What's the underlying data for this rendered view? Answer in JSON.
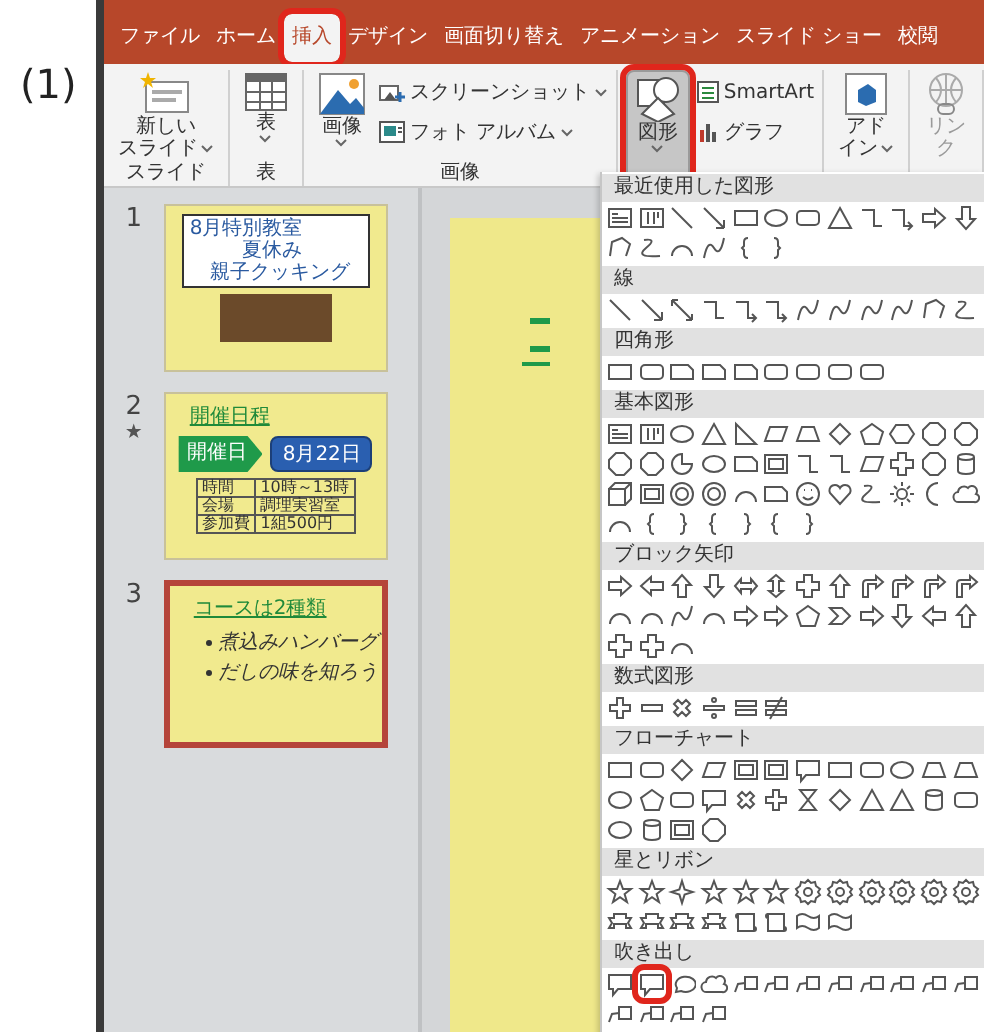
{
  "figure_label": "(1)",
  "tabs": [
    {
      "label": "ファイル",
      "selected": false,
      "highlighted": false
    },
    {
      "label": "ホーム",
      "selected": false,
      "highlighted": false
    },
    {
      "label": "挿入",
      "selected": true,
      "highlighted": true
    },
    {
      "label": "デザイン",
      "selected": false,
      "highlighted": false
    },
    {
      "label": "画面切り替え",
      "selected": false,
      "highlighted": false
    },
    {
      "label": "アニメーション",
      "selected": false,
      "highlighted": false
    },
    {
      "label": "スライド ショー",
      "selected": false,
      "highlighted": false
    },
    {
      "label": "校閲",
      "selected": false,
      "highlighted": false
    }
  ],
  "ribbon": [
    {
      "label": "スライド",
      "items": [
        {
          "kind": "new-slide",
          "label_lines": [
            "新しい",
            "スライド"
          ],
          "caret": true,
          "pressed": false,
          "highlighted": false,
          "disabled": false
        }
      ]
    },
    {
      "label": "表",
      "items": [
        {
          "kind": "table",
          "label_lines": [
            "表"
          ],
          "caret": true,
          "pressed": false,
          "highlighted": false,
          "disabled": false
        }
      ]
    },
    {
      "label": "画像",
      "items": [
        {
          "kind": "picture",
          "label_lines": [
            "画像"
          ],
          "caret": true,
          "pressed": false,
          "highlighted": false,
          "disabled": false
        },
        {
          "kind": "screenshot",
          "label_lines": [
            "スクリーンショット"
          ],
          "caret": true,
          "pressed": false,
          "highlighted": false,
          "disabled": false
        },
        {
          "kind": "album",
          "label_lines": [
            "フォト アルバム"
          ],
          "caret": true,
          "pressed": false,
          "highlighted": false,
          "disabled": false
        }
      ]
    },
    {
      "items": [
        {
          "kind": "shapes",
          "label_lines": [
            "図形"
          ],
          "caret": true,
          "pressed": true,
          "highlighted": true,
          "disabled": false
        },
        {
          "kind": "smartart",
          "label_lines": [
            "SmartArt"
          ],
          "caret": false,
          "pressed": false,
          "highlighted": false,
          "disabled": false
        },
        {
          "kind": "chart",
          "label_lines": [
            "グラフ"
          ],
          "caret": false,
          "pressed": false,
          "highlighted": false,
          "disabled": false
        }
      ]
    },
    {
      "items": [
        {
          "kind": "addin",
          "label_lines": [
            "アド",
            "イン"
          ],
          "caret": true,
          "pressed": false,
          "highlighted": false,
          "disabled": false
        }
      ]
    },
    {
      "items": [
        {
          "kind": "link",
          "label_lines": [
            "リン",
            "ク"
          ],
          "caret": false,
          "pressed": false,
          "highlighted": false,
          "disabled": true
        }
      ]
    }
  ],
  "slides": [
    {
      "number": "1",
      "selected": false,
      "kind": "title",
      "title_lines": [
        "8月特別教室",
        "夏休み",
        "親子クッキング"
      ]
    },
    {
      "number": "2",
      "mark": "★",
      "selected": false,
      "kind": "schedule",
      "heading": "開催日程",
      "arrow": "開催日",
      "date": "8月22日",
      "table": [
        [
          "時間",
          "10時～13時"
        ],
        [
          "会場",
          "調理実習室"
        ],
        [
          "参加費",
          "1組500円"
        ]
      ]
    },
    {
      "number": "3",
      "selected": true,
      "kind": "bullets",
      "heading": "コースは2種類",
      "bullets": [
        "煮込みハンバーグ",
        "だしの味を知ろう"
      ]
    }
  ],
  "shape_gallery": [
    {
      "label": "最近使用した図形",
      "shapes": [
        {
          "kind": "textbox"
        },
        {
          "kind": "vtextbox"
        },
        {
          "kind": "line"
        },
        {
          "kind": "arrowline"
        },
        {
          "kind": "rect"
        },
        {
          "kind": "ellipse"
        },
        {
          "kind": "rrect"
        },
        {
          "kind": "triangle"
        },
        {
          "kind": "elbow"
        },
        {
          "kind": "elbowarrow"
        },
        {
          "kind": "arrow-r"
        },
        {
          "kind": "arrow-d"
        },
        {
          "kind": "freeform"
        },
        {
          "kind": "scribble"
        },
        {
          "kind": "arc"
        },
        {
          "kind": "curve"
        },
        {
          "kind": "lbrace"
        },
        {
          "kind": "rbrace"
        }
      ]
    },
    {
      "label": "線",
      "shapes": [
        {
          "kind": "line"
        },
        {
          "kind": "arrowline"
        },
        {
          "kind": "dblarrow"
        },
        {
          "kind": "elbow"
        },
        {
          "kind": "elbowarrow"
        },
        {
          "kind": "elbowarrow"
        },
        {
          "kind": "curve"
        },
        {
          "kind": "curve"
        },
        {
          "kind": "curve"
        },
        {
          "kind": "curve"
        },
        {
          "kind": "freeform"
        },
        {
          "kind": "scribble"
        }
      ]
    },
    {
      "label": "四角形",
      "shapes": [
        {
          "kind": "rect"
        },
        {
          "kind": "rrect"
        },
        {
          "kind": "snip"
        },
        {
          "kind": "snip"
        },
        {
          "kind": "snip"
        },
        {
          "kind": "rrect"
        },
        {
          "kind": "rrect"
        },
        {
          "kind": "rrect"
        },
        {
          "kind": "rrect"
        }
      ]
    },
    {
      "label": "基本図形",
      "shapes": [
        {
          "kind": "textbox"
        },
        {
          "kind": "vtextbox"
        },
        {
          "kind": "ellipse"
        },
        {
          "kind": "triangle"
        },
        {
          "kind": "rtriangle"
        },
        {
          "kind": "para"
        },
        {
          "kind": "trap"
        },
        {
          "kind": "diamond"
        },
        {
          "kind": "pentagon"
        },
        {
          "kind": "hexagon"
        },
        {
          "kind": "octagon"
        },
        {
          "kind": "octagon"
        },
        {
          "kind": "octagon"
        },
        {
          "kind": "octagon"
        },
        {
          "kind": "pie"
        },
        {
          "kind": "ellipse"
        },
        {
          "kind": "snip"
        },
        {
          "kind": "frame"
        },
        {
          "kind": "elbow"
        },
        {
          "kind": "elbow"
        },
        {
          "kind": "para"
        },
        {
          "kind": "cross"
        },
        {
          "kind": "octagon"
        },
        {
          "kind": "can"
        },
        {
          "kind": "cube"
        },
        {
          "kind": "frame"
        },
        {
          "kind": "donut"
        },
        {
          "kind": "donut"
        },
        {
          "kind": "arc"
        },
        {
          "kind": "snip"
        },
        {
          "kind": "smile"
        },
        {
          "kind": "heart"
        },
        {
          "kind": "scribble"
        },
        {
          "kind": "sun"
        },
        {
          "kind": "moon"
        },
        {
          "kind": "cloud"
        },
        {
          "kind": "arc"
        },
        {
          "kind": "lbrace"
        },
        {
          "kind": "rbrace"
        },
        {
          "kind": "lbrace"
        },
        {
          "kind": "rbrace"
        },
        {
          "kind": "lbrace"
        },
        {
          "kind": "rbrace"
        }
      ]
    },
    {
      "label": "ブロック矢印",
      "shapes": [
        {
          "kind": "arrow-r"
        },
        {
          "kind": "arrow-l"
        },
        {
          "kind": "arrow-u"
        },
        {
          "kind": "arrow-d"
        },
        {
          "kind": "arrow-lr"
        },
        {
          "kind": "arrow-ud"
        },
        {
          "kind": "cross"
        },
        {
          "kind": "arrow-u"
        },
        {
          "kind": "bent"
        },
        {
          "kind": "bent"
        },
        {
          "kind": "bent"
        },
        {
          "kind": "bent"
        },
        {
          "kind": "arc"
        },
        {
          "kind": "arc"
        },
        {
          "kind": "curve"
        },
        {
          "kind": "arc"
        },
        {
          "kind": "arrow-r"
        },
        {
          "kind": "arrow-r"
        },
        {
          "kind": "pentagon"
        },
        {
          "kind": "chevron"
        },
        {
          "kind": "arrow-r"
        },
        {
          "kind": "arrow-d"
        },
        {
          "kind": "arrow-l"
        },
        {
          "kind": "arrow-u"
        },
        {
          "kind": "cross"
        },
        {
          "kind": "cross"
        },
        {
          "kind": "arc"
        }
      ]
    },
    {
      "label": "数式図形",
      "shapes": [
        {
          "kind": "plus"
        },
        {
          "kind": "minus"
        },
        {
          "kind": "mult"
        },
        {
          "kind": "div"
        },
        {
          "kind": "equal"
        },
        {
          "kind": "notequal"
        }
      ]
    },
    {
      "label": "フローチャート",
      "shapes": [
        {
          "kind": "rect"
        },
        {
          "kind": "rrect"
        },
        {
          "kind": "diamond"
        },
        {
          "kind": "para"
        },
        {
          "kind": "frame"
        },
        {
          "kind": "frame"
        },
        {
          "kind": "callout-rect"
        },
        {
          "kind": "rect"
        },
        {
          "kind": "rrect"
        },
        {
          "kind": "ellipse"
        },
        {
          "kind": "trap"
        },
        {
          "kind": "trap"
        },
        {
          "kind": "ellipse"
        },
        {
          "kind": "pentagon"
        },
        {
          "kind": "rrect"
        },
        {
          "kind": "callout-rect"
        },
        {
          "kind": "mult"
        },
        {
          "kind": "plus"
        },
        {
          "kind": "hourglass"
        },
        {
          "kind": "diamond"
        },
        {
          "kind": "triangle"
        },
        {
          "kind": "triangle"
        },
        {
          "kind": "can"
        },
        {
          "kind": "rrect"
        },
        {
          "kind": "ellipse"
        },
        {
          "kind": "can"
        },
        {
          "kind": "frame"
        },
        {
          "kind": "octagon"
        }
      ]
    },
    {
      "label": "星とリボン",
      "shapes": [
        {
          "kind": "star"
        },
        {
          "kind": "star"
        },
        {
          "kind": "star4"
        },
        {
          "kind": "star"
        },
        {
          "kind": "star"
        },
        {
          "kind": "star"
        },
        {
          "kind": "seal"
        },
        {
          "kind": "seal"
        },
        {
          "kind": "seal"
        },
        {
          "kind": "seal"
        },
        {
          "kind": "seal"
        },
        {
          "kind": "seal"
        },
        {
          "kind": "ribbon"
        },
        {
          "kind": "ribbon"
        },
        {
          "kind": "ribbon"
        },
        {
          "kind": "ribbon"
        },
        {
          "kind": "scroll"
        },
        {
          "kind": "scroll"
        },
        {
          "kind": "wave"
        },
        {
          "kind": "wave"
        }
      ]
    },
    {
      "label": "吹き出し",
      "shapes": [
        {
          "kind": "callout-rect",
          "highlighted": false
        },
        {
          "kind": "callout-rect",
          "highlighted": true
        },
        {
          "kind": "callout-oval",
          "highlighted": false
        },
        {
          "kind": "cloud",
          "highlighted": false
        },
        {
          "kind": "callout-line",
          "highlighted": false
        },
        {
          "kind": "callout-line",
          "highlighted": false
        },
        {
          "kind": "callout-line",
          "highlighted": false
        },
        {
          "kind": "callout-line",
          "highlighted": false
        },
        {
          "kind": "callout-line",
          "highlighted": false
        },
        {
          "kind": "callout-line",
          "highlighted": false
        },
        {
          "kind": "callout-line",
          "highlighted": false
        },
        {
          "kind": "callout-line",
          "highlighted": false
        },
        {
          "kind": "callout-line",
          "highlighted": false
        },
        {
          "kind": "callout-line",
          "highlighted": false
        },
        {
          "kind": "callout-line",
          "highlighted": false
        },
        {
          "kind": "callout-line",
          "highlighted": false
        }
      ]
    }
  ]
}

--

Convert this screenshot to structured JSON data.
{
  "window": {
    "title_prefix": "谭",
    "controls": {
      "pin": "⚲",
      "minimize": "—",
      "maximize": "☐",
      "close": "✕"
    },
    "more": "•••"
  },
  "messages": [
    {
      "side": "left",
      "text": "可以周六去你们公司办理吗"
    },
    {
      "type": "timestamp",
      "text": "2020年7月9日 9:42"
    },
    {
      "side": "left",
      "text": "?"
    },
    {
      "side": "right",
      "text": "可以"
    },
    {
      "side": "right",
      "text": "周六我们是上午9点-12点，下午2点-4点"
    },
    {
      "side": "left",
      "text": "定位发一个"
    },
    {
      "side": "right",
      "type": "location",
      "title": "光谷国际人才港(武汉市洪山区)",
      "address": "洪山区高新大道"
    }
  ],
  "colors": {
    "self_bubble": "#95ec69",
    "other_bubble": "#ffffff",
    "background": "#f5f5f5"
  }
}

...

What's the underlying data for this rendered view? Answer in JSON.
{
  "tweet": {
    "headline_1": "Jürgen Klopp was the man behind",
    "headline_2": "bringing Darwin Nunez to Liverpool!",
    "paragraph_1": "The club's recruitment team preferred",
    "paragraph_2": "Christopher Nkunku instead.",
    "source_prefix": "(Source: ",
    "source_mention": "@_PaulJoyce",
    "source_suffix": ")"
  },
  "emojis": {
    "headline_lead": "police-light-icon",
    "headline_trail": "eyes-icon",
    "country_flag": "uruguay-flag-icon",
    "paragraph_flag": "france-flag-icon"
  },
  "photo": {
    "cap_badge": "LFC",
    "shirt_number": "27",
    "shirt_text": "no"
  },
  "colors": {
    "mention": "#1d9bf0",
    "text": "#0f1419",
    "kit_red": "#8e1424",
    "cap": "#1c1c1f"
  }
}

#### Task instructions
From the data, collect all lines where the string "screenshot" appears.

#### Answer
          "kind": "screenshot",
Convert this screenshot to structured JSON data.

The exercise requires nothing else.